**出典文書:**
'''

A社契約書約款 第21条(契約手付金等の扱い)

甲の申し出によりこの契約が解除された場合、乙は、請負代金のうち契約手付金の全額と、諸費用のうち乙が既に支出または実施した金額の合計額を、違約金として収受し、残余は無利息で甲に返還します。
前項の場合において、この契約の解除による乙の損害額が、前項に定める合計額を超えるときは、乙は当該超過額を甲に請求できるものとします。

→申し入れ理由

上記条項は、注文者が契約を解除する際の賠償額について、事業者に生じる平均的な損害の額を超えて定めていると考えられます。よって、消費者契約法第9条1号に該当し、無効であり削除を求めます。

→是正後

第21条(契約解除による損害賠償)
甲の申し出によりこの契約が解除された場合、甲は、この契約の解除による乙の損害額を賠償するものとします。




A社契約書約款 第20条(乙の契約解除)

2. 乙は、甲の責に帰すべき事由またはこの契約に定める事由により、着工の延期または工事の中止の期間が60日以上になったときは、催告してこの契約を解除することができます。

3. 前各項の場合、乙に損害が発生じたときは、乙は甲に対しその賠償を請求することができます。

→申し入れ理由

上記条項は、契約成立後から工事完成前までに甲の責に帰すべき事由およびその他の甲の責によらない事由をも含めて、工事の延期または中止期間が60日以上になった場合、契約を解除することができる旨定めています。
更に、次の第3項で前2項の契約解除による乙の損害を、すべて甲に請求することができる旨定めているため、契約全般に渡り、甲の責に帰すことのできない事由による場合であっても、一方的に、甲に損害賠償責任を負担させうる定めとなっており、消費者契約法第10条に該当し、無効であり下線部分の削除を求めます。

'''

**課題一覧:**
• a. 次の（i）～（iii）の記述が契約約款の申し入れ文書の内容と合っているかどうかを、「はい」か「いいえ」で答えなさい。それぞれ、判断の根拠となる箇所を文書から正確に引用すること。
（i）第20条第2項によれば、着工の延期または工事の中止の期間が60日以上になったとき、乙は催告して契約を解除できる。
（ii）第21条についての申し入れ理由では、この条項が消費者契約法第10条に該当するとしている。
（iii）是正後の第21条では、甲の申し出による解除の場合、残余を無利息で甲に返還すると定めている。
• b. 契約約款の申し入れ文書の続きを、最後に示された文の後から書き進めなさい。

**データ資料:**
'''

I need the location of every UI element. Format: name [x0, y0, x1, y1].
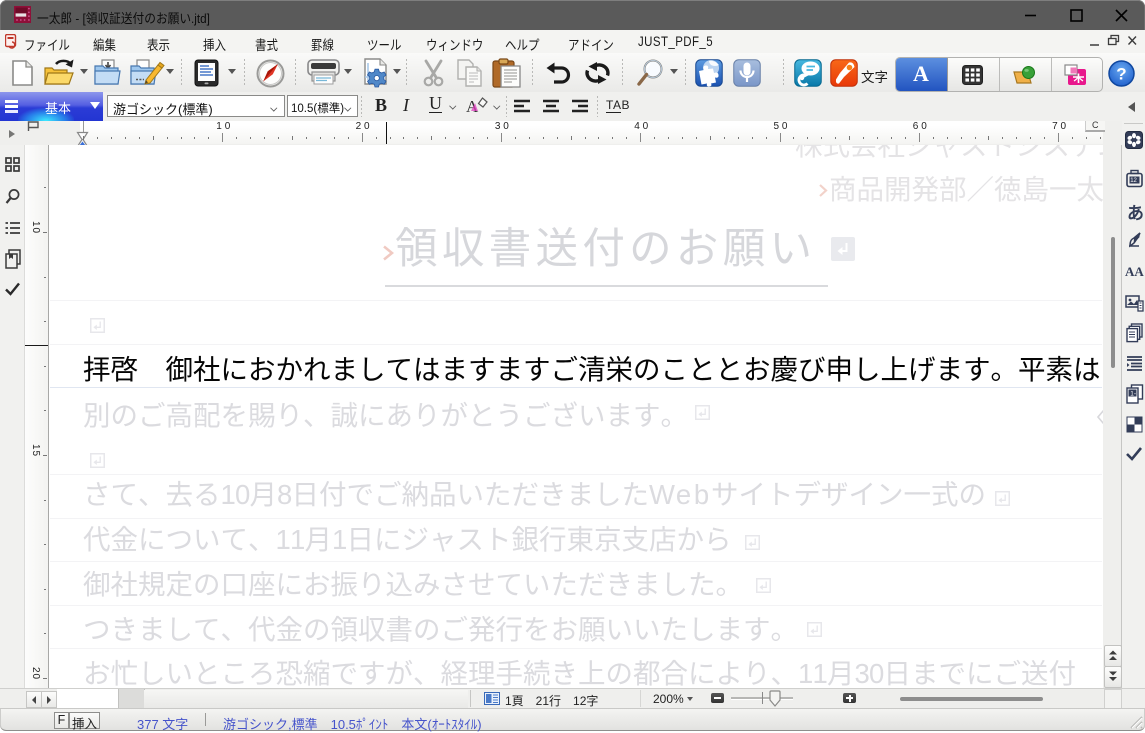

'''

**各課題の解答:**
• a.
（i）はい。「着工の延期または工事の中止の期間が60日以上になったときは、催告してこの契約を解除することができます。」
（ii）いいえ。「消費者契約法第9条1号に該当し、無効であり削除を求めます。」
（iii）いいえ。「甲の申し出によりこの契約が解除された場合、甲は、この契約の解除による乙の損害額を賠償するものとします。」

• b.
→是正後

第20条(乙の契約解除)
(従前と同様)
前各項の場合、乙に損害が生じたときは、甲の負担とします。ただし、甲の責に帰すべき事由がないときはこの限りではないものとします。



A社契約書約款 第7条(工事の延期または中止)

1. 乙は、次の各号の場合、着工を延期しまたは工事を中止することができます。
(1) 建築基準法第6条第1項または第6条の2第1項の建築確認申請に対する確認が、
着工予定日の30日前までに下りないとき
(2) 甲が、請負代金の支払いを遅滞したとき。
(3) 甲乙間の意見の相違が著しく、正常な工事の遂行が困難なとき。
(4) 工事の施工等について、第三者との間に紛争が生じたとき。
(5) その他甲がこの契約に定める義務を履行しないとき。
(6) 契約の目的物または工事の完成に重大な影響を及ぼすおそれのある事情が生じたとき。
2. 前項の場合、乙に損害が生じたときは、その損害は甲の負担とします。

→申し入れ理由

上記条項は、1項(1)(3)(4)(6)のように、甲の責に帰すことのできない事由による場合であっても、一方的に、甲に損害賠償責任を負担させる条項となっており、消費者契約法第10条に該当し、無効であり下線部分の削除を求めます。

→是正後

第7条(工事の延期または中止)
(従前と同様)
2. 前項の場合、乙に損害が生じたときは、その損害は甲の負担とします。ただし、甲の責に帰すべき事由がないときはこの限りではないものとします。






最初の 契約手付金の扱いについて、日経ホームビルダー2015年2月号では、次のように解説しています。

A社と契約を締結した消費者が、契約翌日に契約解除を申し出たと仮定すると、同社の約款では、何も出来高がないそうした段階でも契約手付金は全額返還されないことになる。

従ってこの条項そのものが無効だ。(谷合周三弁護士談/谷合周三法律事務所)






A社は、契約約款が上記のようであっても、実際には一律に手付金を返還しないわけでは無く、個別事情に応じて消費者と協議して金額を決めている、と適格消費者団体に説明していたそうですが、最終的には約款を改訂しています。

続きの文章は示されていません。